> QUOTED PASSAGE
=======
There are various references to ASSOCIATION objects,
SESSION_ATTRIBUTE
objects, etc. The text leaves it unclear where these objects live;
it
talks as if they exist in an abstract sense. I think I managed to
track down what is going on in RFC 4872, which is that the Path
message that sets up an LSP contains an array of objects and all of
the objects described are parts of the respective LSP setup Path
messages.
I also suspect that the Path message objects are retained by the
various nodes as permanent information about the LSPs that they have
configured, so one can speak unambiguously of "the ASSOCIATION object
of the LSP" long after the LSP is set up.
If all of this is correct, it would help the naive reader if this was
spelled out at the beginning of the document and/or the wording was
changed in places provide this context. E.g.,
GMPLS LSPs can share resources during LSP setup if they have
Shared
Explicit (SE) flag set in their SESSION_ATTRIBUTE objects and:
could be clarified as
GMPLS LSPs can share resources during LSP setup if they have
Shared
Explicit (SE) flag set in the SESSION_ATTRIBUTE objects in the
Path
messages that create them and:
<RG> Edited the document to clarify (at multiple places by using suggested text
above).
There are a number of terms that are unclear to me. It's possible
that they have very standard meanings in GMPLS or traffic
engineering,
though. Is there a terminology section in a referenced RFC that
could
be pointed to to define these various words?
<RG> Added Section 2. [RFC4427] defines terminology for the GMPLS recovery
(protection and restoration).
1. Introduction
to setup Label Switched Paths (LSPs) in non-packet transport
The form "set up" is a verb, whereas "setup" is a noun (naming an
instance of the action of setting up) or an adjective (specifying
that
something has to do with setting up). So in this instance, the
wording should be "set up". Other uses of "setup/set up" should be
checked also.
<RG> Edited at multiple places.
=======
> INFORMATION PROVIDED
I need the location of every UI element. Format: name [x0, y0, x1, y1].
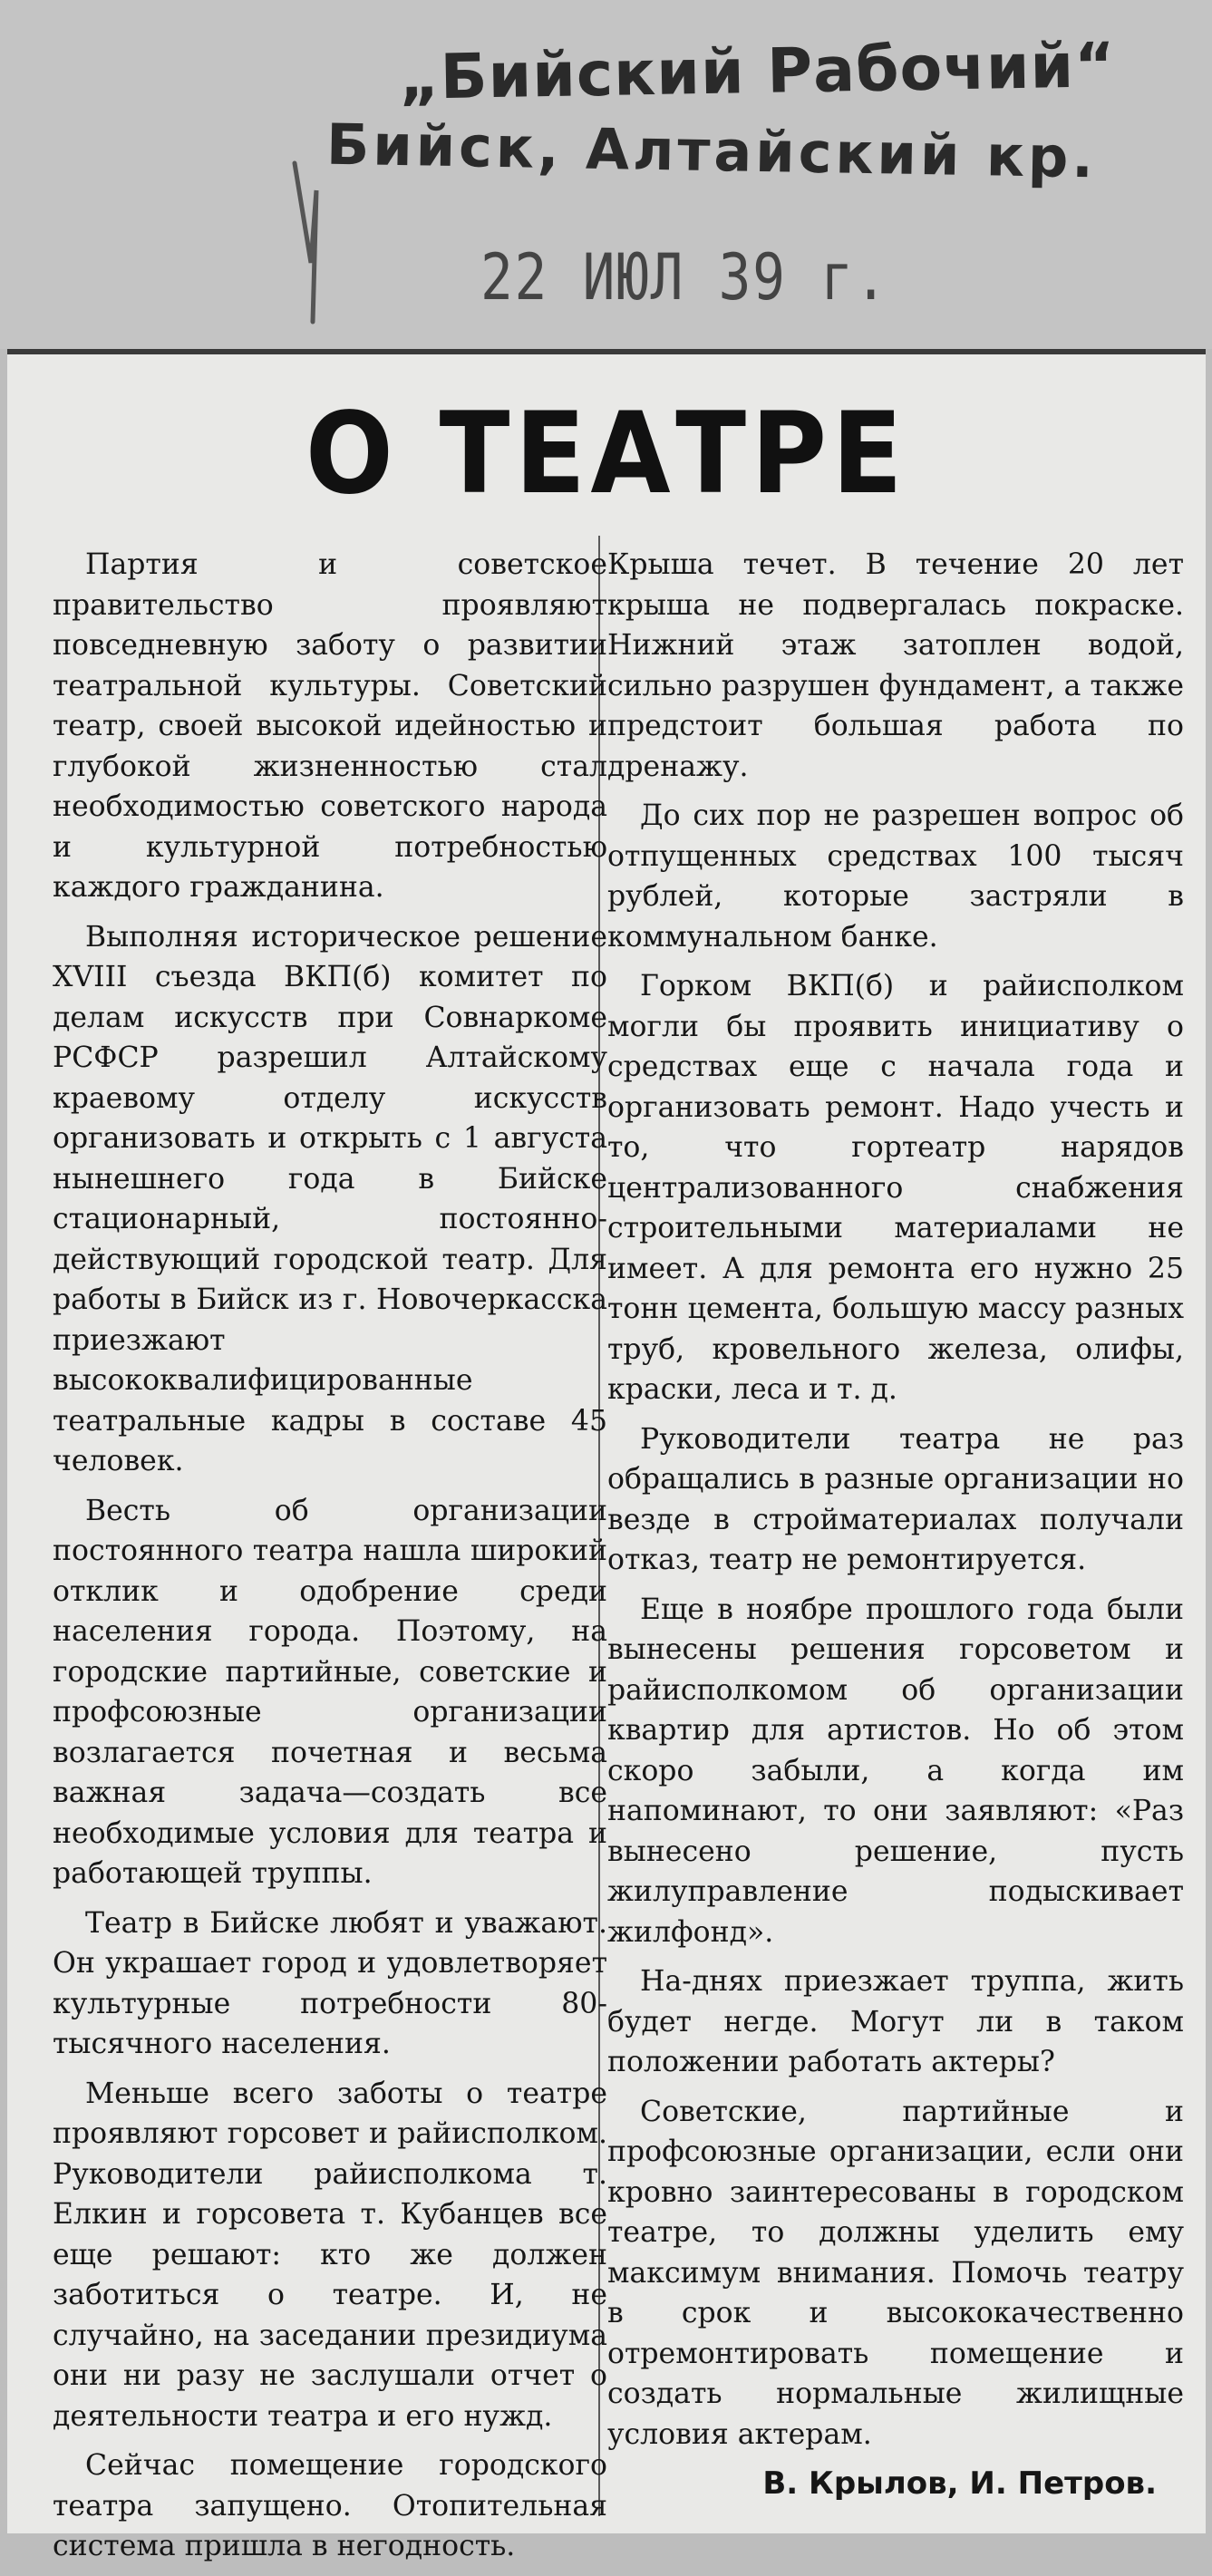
=======
> SET TASKS
1. In the review comments on the GMPLS draft, which RFC is cited as defining terminology for GMPLS recovery?
2. Carry on the review comments on the GMPLS draft, beginning after their final line.

> TASK-BY-TASK ANSWERS
1. RFC 4427 defines the terminology for GMPLS recovery (protection and restoration).

2.
As described in [RFC6689], an ASSOCIATION object can be
used to identify the LSPs for restoration using Association Type
set
to "Recovery" [RFC4872] and also identify the LSPs for resource
sharing using Association Type set to "Resource Sharing" [RFC4873].
The ordering of the phrases in this sentence is somewhat confusing
because "using Association Type set to xxx" is a qualifier of "an
ASSOCIATION object", yet the phrase "can be used to yyy" is between
them. Clearer to say:
As described in [RFC6689], an ASSOCIATION object with Association
Type "Recovery" [RFC4872] can be used to identify the LSPs for
restoration. Also, an ASSOCIATION object with Association Type
"Resource Sharing" [RFC4873] can be used to identify the LSPs for
resource sharing.
<RG> Edited.
--
Generally GMPLS end-to-end recovery schemes have the restoration
LSP
signaled after the failure has been detected and notified on the
working LSP.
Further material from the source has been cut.